* _Prompt_
Copy out every line in the entries below that includes "从表格数据可知".

━━━━━━━━━━━━━━━━━━━━━━━━━━━━━━

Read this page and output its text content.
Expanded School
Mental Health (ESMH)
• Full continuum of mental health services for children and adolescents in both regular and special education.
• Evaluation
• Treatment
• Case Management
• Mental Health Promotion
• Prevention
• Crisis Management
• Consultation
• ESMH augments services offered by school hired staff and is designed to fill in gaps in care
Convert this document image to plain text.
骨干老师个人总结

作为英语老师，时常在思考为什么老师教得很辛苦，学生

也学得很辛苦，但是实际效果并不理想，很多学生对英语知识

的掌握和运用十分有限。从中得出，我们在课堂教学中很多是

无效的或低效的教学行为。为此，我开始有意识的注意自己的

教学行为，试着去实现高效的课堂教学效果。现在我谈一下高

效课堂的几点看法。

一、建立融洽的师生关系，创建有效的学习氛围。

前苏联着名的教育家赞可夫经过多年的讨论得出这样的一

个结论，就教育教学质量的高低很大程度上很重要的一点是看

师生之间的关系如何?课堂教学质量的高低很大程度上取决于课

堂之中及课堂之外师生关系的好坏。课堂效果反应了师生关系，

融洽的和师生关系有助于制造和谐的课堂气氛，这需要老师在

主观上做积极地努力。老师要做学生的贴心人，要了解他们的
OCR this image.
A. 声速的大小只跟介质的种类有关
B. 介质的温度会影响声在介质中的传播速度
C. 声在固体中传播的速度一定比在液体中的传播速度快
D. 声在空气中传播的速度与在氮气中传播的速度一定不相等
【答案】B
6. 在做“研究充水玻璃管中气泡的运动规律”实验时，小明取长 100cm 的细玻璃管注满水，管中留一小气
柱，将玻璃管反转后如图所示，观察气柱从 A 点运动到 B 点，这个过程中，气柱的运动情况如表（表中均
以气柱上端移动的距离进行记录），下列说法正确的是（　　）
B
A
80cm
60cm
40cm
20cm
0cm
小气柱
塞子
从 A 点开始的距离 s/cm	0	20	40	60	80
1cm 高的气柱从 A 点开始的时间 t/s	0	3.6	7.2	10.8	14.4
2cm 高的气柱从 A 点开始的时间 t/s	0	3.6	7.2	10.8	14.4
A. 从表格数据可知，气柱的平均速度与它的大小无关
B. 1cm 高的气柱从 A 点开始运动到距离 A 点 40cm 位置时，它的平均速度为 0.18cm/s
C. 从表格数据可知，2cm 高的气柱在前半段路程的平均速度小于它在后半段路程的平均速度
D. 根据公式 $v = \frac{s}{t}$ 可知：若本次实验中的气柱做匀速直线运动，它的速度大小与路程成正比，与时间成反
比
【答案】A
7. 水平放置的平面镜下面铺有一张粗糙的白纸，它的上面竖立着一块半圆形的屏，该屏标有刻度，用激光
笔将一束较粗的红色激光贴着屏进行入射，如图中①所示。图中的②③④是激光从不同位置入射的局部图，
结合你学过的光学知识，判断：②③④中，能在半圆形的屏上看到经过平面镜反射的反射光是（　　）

━━━━━━━━━━━━━━━━━━━━━━━━━━━━━━

* _Solution_
A. 从表格数据可知，气柱的平均速度与它的大小无关
C. 从表格数据可知，2cm 高的气柱在前半段路程的平均速度小于它在后半段路程的平均速度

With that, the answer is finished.